*** Source document Section Begins ***

MR: To replace the pump, the broken one must first be removed. This requires a human being to suit up, and enter the chamber through a series of watertight doors at the bottom of the shaft. He must then physically crawl through several tons of raw sewage, and scramble to the top of the poo-covered pump while feeling his way through a chunky bouillabaisse of unimaginable stench.
DC: You're making this up.
MR: Once atop the pump, he must attach a cable to a hook. Then, a giant winch pulls the broken pump out of the muck, and straight up the 50-foot shaft. The sight is unforgettable. The smell is indescribable. And the sound made by a four-ton motor breaking a seal of highly adhesive poo will haunt your dreams.
DC. Sorry I asked.
MR: I get that a lot.
DC: What do you do after a day like that? How do you put it behind you?

*** Source document Section Ends ***
*** Material shown Section Begins ***

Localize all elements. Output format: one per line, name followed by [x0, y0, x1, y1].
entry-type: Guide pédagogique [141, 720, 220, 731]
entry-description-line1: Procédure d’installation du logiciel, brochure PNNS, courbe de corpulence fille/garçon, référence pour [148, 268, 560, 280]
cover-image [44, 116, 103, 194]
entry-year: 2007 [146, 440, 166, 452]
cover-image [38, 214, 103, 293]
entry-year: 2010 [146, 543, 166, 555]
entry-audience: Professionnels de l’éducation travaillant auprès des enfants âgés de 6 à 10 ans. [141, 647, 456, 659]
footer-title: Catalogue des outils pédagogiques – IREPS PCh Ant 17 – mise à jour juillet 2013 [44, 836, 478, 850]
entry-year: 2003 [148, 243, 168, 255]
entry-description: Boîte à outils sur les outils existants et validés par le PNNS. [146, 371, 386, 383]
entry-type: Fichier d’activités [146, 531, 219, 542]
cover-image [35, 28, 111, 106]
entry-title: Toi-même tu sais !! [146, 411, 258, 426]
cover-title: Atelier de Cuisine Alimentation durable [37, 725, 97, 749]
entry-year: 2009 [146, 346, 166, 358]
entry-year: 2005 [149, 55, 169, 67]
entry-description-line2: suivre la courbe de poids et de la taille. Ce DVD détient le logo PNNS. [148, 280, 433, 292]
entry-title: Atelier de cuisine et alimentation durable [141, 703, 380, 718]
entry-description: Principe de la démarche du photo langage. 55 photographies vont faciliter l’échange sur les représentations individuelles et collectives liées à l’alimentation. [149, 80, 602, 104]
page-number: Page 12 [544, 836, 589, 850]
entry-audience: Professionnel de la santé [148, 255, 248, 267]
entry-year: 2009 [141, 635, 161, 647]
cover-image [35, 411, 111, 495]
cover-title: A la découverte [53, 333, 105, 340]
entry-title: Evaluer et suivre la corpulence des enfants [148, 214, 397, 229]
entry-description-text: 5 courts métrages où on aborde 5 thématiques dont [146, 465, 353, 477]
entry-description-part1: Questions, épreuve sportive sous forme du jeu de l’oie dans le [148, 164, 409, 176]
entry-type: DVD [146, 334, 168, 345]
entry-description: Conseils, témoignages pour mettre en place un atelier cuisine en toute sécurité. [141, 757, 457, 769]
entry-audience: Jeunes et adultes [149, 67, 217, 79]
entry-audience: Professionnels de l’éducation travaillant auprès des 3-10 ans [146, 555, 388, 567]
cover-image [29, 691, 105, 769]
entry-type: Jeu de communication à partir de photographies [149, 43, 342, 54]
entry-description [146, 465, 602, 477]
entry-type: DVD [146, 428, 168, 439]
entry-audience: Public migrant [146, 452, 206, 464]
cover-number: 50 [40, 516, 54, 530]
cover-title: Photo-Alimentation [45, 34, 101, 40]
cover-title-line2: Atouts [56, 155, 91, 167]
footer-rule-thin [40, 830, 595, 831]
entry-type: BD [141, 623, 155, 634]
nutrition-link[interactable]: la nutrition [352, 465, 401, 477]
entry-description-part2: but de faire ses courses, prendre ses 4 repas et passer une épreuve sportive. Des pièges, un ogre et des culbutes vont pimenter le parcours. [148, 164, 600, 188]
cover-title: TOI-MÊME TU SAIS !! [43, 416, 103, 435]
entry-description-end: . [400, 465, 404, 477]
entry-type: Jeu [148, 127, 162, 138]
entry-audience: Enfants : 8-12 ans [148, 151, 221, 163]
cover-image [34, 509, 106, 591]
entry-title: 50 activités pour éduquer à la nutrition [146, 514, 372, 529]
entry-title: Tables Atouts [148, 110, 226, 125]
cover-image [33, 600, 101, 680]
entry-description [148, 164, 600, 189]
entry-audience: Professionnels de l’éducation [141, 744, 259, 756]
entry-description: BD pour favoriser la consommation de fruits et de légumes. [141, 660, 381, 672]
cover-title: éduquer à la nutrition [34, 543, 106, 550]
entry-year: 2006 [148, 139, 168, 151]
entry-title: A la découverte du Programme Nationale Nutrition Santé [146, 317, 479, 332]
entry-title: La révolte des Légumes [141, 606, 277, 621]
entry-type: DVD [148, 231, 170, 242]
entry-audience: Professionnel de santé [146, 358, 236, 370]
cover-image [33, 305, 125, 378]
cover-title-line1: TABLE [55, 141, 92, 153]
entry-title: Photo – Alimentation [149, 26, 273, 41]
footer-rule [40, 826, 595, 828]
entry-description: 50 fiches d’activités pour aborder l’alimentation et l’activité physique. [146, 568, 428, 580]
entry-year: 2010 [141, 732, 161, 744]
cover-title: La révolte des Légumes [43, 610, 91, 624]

*** Material shown Section Ends ***

=== Requirement 1 ===
Does each statement below agree with the pump-replacement interview? Answer yes or no for each, quoting the deciding words of the interview. (a) The winch lifts the broken pump up a 50-foot shaft. (b) The worker reaches the chamber through watertight doors at the top of the shaft. (c) The motor weighs two tons.
=== Requirement 2 ===
Copy the pump-replacement interview word for word, starting at "MR: Once atop" and ending at "Sorry I asked.".

=== Output 1 ===
(a) Yes: "a giant winch pulls the broken pump out of the muck, and straight up the 50-foot shaft."
(b) No: "enter the chamber through a series of watertight doors at the bottom of the shaft."
(c) No: "a four-ton motor breaking a seal of highly adhesive poo."

=== Output 2 ===
MR: Once atop the pump, he must attach a cable to a hook. Then, a giant winch pulls the broken pump out of the muck, and straight up the 50-foot shaft. The sight is unforgettable. The smell is indescribable. And the sound made by a four-ton motor breaking a seal of highly adhesive poo will haunt your dreams.
DC. Sorry I asked.